■ **Request**:
Show every line containing "cost" by copying it.

■ **Dataset**:

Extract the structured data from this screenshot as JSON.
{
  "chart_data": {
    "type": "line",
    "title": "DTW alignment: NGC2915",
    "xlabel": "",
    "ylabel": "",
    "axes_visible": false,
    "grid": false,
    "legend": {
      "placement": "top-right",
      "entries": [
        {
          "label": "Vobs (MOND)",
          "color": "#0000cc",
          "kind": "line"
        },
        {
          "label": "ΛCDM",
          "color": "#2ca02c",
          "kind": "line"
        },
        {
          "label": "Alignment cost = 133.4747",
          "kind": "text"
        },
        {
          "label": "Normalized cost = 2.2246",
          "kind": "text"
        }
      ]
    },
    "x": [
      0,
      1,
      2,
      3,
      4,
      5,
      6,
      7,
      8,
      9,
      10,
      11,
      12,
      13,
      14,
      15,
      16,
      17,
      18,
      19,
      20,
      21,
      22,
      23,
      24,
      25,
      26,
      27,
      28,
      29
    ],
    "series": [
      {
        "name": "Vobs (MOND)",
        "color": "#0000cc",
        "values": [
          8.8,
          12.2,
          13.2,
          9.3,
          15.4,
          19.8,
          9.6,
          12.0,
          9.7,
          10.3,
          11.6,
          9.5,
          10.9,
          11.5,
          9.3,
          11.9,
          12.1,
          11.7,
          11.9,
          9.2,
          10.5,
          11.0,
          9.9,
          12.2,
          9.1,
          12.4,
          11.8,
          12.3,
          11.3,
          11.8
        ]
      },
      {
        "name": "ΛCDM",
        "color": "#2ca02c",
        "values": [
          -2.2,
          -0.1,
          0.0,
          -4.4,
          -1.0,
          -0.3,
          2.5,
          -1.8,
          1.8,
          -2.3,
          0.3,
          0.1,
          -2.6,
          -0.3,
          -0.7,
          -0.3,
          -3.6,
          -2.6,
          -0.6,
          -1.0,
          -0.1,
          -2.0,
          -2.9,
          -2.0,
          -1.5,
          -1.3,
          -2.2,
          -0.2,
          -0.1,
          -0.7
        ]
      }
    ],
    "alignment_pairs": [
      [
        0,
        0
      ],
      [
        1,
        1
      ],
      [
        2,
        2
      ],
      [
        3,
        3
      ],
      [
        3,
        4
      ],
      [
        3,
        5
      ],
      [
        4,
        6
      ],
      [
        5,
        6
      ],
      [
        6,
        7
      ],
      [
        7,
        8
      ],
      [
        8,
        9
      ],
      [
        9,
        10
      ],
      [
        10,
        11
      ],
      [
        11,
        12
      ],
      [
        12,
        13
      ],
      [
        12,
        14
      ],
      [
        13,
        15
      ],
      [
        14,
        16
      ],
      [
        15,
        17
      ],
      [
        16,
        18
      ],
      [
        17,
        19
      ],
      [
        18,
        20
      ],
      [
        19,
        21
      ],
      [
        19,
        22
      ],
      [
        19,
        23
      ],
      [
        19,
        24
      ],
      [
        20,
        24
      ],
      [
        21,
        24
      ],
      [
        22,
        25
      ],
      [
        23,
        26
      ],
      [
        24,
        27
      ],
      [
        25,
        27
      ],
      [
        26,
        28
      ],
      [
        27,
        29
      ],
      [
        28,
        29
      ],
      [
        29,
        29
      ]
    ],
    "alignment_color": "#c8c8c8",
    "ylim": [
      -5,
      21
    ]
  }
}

■ **Final result**:
          "label": "Alignment cost = 133.4747",
          "label": "Normalized cost = 2.2246",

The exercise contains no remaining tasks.